** Start RECORDS SUPPLIED **

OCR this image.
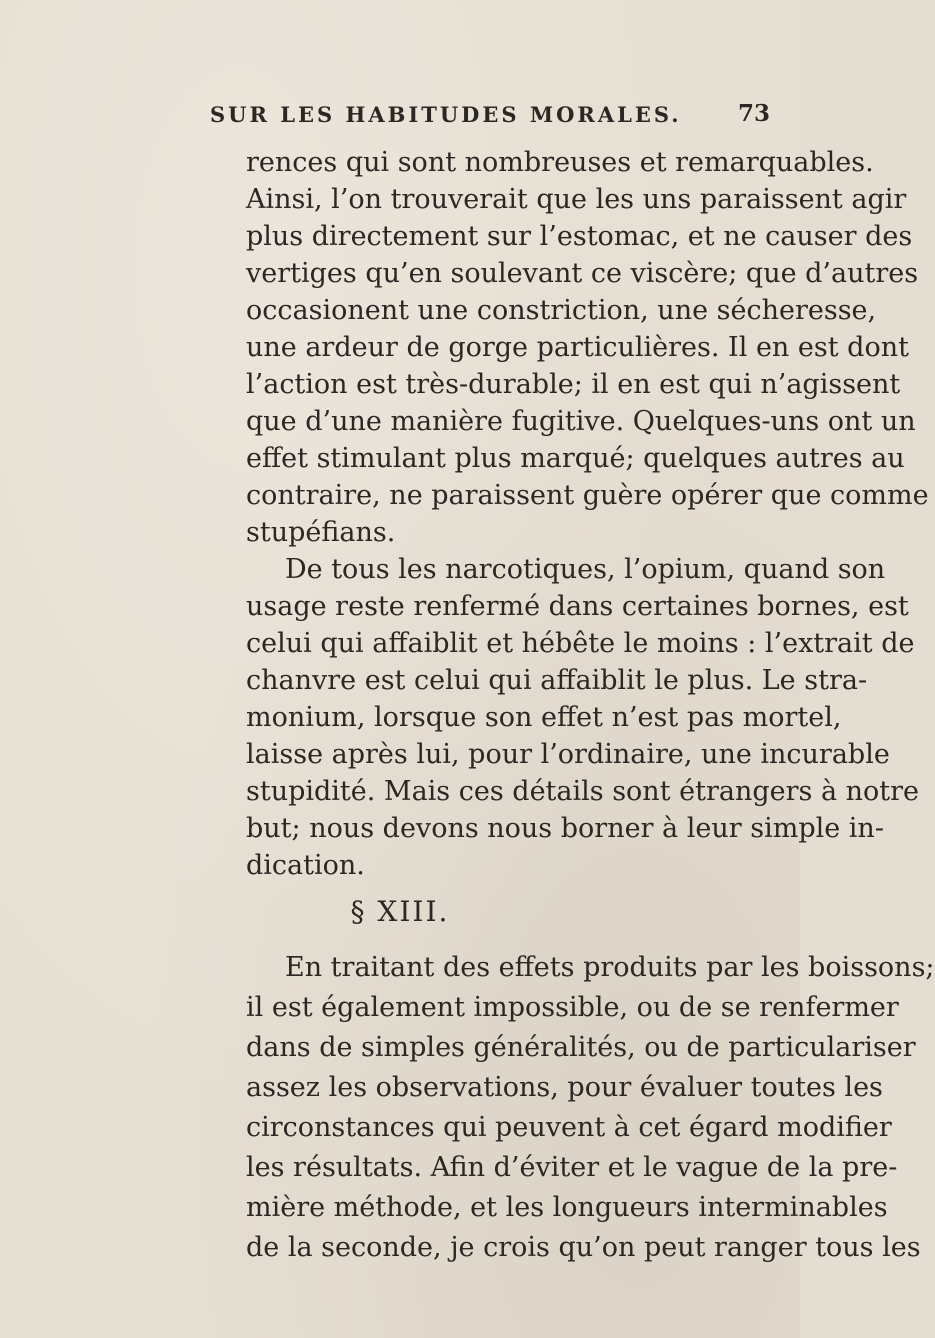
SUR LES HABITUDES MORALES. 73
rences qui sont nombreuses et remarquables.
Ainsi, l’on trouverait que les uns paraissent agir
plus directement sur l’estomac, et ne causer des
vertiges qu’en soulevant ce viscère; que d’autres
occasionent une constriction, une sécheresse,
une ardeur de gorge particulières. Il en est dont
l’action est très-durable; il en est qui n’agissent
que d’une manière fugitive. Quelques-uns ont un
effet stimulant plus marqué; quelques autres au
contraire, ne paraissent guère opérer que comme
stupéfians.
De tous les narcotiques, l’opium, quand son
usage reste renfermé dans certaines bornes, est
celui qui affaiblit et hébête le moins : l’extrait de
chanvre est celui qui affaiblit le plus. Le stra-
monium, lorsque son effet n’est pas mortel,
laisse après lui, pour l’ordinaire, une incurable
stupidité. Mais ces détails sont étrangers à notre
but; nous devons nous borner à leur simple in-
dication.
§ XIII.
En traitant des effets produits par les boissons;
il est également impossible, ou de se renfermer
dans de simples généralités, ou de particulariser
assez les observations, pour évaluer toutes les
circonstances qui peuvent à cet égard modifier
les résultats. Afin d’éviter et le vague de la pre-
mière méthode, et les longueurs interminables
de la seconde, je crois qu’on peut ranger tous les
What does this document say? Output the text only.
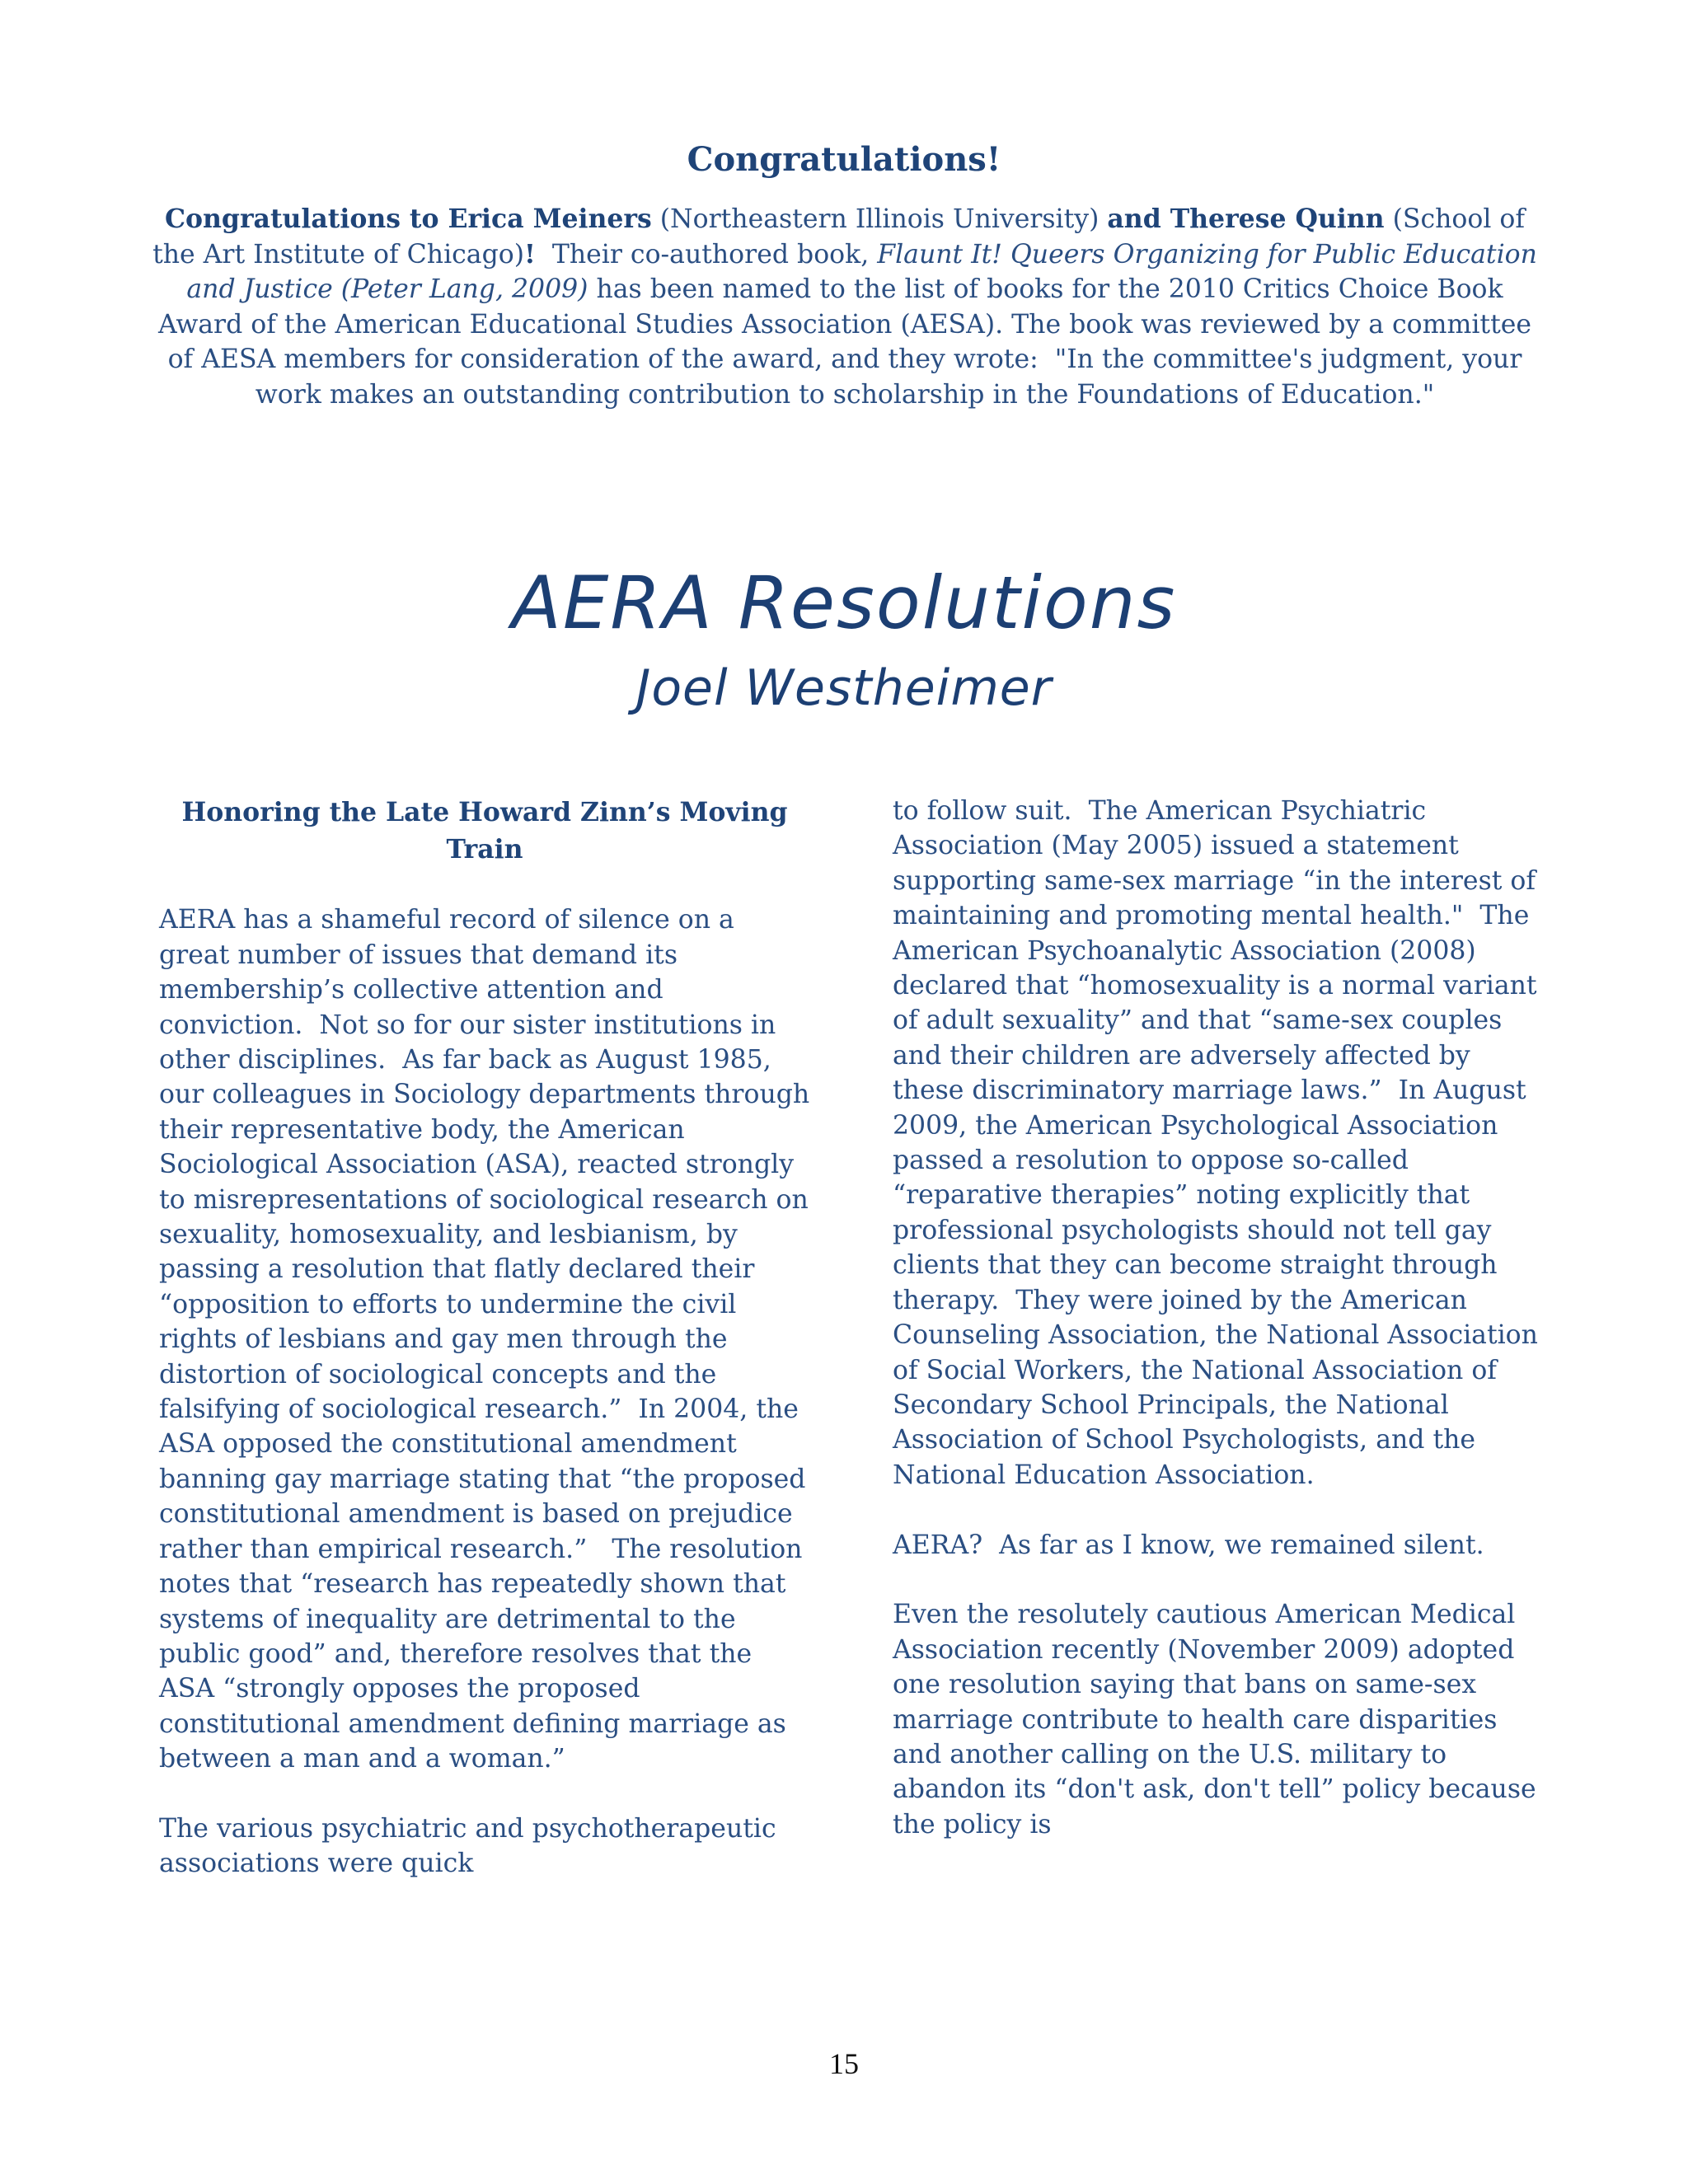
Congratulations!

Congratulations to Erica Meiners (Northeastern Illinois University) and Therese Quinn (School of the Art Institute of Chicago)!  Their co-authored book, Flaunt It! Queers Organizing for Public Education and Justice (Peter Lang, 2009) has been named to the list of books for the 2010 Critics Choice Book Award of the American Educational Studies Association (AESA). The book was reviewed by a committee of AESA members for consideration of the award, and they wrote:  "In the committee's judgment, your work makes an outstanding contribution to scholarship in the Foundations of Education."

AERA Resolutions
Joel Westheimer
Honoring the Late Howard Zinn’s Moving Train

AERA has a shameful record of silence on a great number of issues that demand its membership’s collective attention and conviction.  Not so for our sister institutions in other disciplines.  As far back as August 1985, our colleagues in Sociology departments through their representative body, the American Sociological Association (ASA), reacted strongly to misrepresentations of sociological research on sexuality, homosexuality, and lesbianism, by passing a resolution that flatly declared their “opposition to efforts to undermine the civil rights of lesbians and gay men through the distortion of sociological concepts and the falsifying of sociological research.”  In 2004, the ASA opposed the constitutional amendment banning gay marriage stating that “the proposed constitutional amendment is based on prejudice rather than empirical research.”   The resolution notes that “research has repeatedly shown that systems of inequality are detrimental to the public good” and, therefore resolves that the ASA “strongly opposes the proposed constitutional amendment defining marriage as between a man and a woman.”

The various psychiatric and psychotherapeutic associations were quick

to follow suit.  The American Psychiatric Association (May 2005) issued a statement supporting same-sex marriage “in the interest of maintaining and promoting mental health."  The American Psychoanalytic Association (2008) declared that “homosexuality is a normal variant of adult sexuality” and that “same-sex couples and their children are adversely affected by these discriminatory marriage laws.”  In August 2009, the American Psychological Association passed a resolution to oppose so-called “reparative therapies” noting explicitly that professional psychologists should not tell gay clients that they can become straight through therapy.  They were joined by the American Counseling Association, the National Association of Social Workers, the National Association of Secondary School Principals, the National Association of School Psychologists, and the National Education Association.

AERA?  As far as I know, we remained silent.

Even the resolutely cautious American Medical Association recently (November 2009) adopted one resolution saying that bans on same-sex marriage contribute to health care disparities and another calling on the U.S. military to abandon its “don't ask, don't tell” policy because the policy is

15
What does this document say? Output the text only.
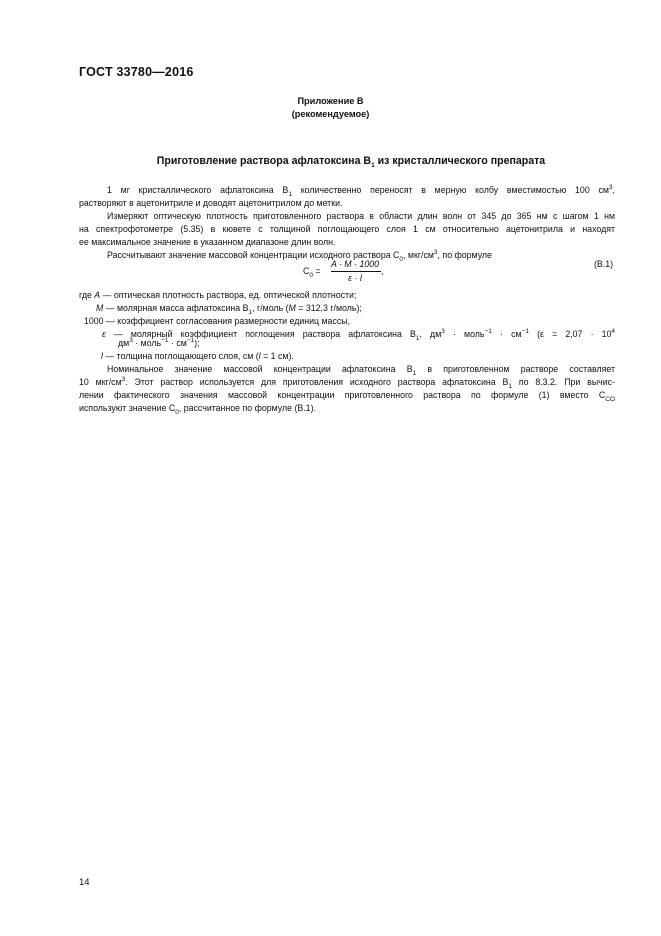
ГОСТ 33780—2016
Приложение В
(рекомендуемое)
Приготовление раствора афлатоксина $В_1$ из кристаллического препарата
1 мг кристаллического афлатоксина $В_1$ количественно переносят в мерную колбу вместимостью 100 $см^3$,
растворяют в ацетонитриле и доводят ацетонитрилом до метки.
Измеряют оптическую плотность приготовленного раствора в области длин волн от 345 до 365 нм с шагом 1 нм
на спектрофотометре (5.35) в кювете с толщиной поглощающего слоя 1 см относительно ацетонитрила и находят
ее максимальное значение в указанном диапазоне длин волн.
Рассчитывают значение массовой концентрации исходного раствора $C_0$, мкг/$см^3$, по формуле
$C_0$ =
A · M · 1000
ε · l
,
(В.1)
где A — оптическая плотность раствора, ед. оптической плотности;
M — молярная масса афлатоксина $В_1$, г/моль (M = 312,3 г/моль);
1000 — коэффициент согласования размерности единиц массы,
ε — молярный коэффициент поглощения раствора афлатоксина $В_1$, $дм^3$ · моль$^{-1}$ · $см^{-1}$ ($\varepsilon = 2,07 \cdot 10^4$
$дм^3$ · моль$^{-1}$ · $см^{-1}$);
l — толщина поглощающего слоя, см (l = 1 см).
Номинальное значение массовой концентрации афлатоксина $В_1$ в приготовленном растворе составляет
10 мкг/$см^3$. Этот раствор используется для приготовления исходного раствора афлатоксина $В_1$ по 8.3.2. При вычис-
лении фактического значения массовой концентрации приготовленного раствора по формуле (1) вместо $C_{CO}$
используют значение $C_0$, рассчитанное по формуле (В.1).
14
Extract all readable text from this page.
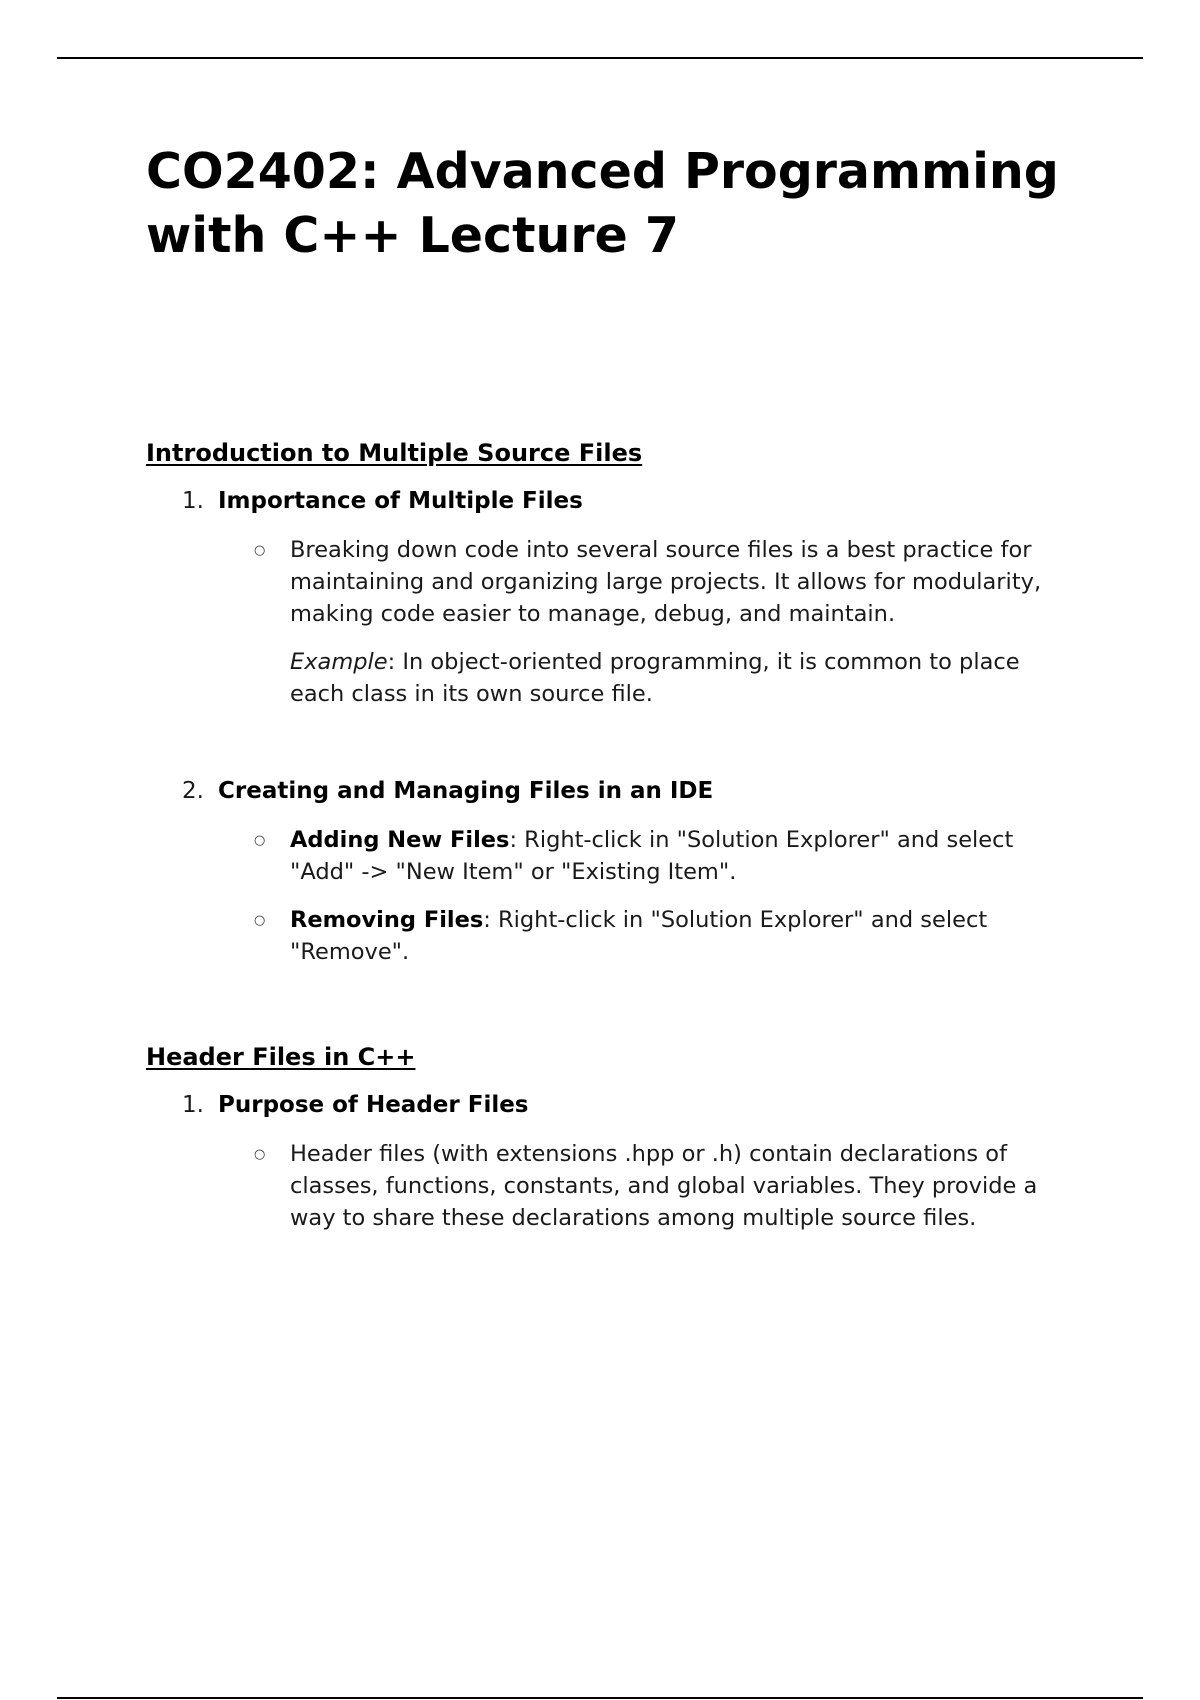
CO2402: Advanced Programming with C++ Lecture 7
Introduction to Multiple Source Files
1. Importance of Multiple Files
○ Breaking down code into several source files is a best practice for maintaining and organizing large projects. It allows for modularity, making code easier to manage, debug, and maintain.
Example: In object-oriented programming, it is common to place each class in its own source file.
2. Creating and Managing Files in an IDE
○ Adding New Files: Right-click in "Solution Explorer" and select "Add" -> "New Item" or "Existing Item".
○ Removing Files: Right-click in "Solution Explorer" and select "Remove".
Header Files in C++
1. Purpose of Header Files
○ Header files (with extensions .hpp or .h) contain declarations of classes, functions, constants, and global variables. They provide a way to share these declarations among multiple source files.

** End RECORDS SUPPLIED **

*TASK TO CARRY OUT:* Return from the data every line that holds "affaiblit".

*PROBLEM SOLUTION:*
celui qui affaiblit et hébête le moins : l’extrait de
chanvre est celui qui affaiblit le plus. Le stra-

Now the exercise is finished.